# Start of Extracted data

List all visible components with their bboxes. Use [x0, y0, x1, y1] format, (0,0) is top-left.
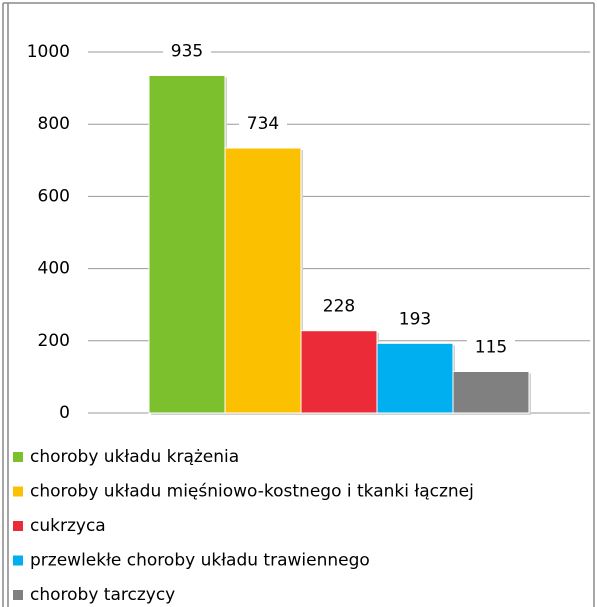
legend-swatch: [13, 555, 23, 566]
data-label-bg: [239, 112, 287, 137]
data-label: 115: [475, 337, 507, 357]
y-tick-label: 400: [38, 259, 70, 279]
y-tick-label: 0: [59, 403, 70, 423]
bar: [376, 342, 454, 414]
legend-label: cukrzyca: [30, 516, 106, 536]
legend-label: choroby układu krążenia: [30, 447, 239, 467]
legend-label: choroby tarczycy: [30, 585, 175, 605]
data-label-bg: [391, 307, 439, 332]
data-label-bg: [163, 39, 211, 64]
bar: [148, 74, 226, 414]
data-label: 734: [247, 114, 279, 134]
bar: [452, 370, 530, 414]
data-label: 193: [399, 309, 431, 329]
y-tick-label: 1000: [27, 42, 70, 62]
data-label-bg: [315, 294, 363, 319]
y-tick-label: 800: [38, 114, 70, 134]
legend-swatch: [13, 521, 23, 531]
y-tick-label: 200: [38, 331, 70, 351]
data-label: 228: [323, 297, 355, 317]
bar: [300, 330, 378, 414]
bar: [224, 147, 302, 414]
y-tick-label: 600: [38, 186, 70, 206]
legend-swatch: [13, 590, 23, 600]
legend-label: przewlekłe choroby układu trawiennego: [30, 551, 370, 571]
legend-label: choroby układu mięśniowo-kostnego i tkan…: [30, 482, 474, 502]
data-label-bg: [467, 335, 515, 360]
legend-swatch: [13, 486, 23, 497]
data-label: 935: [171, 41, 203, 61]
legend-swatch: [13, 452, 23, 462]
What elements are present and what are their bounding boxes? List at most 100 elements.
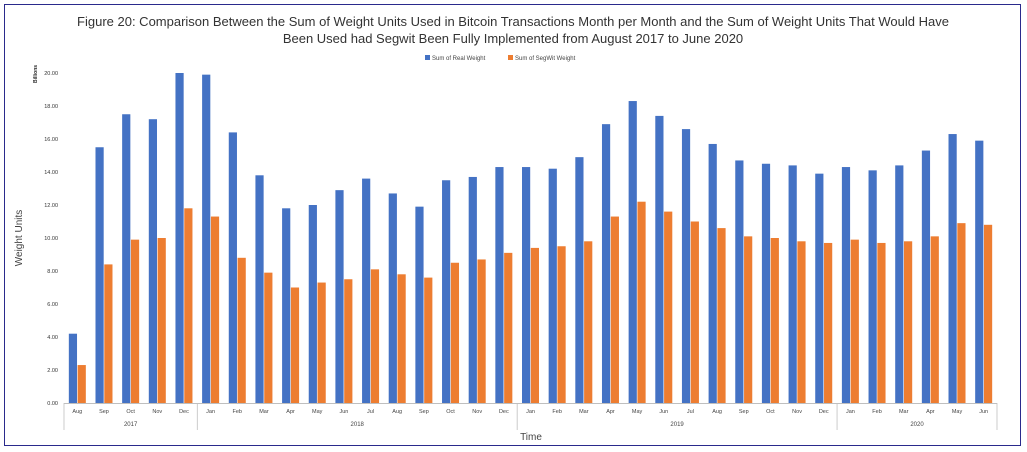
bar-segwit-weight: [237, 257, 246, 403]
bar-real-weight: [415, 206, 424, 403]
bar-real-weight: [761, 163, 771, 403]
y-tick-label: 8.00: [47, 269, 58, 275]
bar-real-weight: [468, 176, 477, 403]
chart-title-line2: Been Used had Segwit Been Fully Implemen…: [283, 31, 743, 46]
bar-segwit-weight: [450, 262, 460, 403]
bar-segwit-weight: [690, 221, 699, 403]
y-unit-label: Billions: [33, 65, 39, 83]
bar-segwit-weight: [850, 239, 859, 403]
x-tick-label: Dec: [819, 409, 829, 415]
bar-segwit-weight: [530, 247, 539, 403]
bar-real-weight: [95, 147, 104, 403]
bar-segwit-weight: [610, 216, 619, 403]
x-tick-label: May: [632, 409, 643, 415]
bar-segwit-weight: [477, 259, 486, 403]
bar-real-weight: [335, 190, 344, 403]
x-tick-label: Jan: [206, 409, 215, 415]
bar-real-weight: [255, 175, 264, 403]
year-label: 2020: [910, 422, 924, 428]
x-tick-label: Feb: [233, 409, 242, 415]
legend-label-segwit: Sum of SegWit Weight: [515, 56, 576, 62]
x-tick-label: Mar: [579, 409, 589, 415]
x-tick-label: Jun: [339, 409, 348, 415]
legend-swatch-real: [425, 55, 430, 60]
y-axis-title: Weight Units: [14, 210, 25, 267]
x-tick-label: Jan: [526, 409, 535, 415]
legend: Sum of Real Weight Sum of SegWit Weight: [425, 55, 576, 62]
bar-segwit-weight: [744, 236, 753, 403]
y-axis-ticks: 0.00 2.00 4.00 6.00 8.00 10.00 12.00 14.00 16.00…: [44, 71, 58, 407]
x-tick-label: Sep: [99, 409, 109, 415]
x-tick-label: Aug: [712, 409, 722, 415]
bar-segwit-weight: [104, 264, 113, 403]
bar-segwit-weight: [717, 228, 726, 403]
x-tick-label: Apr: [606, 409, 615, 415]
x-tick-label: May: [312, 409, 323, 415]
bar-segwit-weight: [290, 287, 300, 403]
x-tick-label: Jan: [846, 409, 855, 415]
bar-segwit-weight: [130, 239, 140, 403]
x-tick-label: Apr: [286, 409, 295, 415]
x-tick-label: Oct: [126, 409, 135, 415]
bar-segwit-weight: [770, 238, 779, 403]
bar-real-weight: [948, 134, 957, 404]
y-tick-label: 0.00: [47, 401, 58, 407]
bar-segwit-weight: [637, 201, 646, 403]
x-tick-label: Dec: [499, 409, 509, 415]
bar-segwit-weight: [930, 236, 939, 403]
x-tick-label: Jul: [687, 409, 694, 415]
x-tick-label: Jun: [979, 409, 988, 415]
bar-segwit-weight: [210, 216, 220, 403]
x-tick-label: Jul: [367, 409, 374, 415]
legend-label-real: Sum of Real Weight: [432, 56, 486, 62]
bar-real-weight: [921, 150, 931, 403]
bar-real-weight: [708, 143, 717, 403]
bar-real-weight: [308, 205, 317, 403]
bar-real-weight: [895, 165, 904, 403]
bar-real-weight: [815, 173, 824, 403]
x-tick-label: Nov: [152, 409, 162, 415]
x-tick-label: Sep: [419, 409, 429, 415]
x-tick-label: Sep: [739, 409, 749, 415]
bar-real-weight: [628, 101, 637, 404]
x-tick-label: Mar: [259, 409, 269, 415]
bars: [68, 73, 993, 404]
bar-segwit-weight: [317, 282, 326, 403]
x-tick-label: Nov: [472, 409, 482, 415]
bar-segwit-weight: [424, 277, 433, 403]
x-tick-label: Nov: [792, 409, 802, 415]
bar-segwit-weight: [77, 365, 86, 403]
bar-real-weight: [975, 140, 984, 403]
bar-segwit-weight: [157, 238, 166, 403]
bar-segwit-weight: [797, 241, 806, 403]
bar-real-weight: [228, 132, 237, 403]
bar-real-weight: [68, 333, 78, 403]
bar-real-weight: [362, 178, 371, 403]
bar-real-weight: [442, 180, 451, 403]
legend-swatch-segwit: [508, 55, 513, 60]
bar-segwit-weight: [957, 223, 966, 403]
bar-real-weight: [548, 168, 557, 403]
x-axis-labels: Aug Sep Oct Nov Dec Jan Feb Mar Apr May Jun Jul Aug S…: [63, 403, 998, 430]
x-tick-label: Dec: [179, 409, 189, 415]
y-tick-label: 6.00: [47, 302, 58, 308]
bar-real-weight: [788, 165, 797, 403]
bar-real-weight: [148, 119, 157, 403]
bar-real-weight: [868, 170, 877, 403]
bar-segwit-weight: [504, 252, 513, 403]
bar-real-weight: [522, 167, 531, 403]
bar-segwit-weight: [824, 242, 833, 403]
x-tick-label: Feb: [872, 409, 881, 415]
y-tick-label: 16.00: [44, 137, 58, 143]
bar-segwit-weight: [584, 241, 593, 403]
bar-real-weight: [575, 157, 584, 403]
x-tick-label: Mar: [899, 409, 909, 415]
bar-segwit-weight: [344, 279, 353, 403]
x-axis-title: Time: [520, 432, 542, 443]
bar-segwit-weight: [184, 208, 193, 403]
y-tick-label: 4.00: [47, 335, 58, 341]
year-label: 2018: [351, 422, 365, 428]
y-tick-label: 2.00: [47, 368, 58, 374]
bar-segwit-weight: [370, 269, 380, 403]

# End of Extracted data
# Start of Extracted data

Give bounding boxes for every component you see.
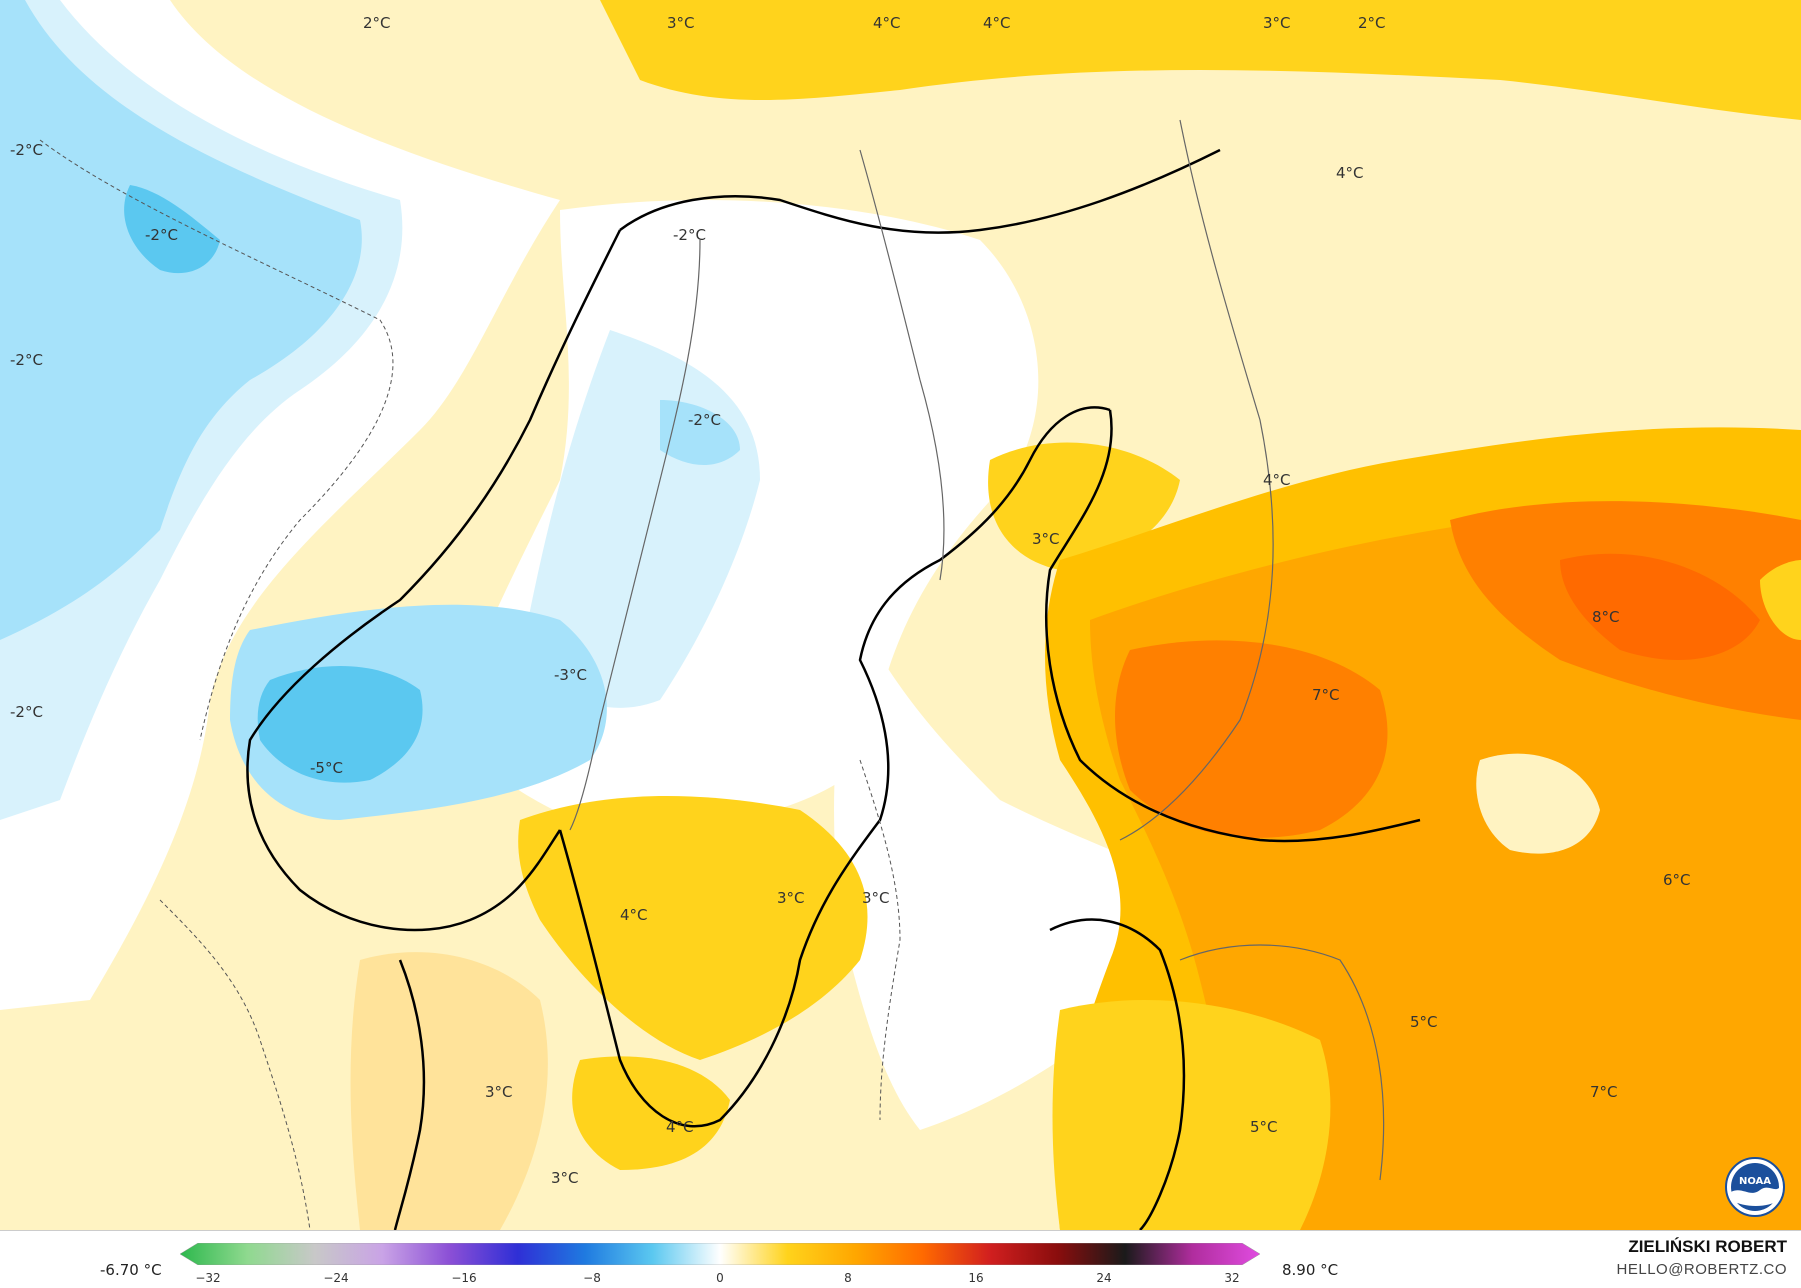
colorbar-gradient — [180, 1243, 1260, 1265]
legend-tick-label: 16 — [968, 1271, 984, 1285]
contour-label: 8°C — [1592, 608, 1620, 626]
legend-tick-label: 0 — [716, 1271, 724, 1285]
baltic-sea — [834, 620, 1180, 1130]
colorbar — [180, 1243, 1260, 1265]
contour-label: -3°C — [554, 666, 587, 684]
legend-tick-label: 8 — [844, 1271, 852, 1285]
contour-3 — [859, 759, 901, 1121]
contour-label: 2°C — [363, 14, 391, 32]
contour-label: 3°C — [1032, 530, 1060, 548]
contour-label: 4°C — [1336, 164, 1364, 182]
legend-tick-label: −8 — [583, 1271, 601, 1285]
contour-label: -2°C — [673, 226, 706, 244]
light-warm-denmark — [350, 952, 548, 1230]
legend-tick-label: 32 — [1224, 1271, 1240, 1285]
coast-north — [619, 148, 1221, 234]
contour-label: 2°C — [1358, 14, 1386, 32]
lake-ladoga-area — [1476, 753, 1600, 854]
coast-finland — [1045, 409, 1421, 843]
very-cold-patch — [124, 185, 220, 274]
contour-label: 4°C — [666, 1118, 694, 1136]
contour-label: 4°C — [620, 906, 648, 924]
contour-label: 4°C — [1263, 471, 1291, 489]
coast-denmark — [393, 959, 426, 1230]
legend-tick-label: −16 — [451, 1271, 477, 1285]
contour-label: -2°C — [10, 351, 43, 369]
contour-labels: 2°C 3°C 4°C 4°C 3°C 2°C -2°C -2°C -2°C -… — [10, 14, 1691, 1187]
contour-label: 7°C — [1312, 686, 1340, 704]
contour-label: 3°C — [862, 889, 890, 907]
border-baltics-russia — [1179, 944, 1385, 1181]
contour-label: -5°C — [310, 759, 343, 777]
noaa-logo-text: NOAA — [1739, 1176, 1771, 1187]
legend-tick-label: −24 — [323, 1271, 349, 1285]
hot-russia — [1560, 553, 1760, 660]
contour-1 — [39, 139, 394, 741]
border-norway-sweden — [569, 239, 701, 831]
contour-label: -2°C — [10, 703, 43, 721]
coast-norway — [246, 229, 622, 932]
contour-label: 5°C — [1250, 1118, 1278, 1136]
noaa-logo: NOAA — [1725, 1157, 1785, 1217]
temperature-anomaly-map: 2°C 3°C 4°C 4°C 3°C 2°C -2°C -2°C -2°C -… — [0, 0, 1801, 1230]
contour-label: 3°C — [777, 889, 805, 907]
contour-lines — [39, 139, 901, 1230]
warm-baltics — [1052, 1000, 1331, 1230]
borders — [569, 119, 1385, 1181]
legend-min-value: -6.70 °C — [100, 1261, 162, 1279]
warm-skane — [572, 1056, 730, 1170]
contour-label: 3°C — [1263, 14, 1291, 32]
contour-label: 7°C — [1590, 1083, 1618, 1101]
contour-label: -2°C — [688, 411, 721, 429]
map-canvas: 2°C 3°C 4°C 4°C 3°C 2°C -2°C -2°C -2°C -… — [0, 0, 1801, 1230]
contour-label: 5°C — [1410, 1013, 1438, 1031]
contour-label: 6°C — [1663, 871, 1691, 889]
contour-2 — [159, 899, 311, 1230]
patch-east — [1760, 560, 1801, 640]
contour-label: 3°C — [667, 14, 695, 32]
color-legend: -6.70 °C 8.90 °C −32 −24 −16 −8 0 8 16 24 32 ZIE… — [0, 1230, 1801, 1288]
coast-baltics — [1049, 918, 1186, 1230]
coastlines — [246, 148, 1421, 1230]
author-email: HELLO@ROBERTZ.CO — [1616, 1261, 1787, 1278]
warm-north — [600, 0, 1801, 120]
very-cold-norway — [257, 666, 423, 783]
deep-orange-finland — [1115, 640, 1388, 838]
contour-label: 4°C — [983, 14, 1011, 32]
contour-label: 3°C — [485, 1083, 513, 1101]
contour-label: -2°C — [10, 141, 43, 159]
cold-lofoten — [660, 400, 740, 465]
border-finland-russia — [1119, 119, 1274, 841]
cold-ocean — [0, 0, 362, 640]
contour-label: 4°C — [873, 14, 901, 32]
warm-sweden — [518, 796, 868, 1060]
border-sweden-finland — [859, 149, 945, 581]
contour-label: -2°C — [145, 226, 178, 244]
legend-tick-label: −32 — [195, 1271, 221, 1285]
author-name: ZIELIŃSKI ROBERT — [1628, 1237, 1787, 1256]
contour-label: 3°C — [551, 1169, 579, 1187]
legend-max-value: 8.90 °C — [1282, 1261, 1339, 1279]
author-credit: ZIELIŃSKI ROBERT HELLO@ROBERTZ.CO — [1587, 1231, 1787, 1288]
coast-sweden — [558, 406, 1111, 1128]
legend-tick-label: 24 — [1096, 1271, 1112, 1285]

# End of Extracted data

# Exercise requirements:
Copy word for word the part of the records that opens with the line containing "bar-segwit-weight: [237, 257, 246, 403]" and closes with the line containing "bar-segwit-weight: [477, 259, 486, 403]", including both of those lines.

# The answer:
bar-segwit-weight: [237, 257, 246, 403]
bar-real-weight: [415, 206, 424, 403]
bar-real-weight: [761, 163, 771, 403]
y-tick-label: 8.00: [47, 269, 58, 275]
bar-real-weight: [468, 176, 477, 403]
chart-title-line2: Been Used had Segwit Been Fully Implemen…: [283, 31, 743, 46]
bar-segwit-weight: [450, 262, 460, 403]
bar-segwit-weight: [690, 221, 699, 403]
y-unit-label: Billions: [33, 65, 39, 83]
bar-segwit-weight: [850, 239, 859, 403]
x-tick-label: Dec: [819, 409, 829, 415]
bar-segwit-weight: [530, 247, 539, 403]
bar-real-weight: [95, 147, 104, 403]
bar-segwit-weight: [610, 216, 619, 403]
x-tick-label: May: [632, 409, 643, 415]
bar-segwit-weight: [477, 259, 486, 403]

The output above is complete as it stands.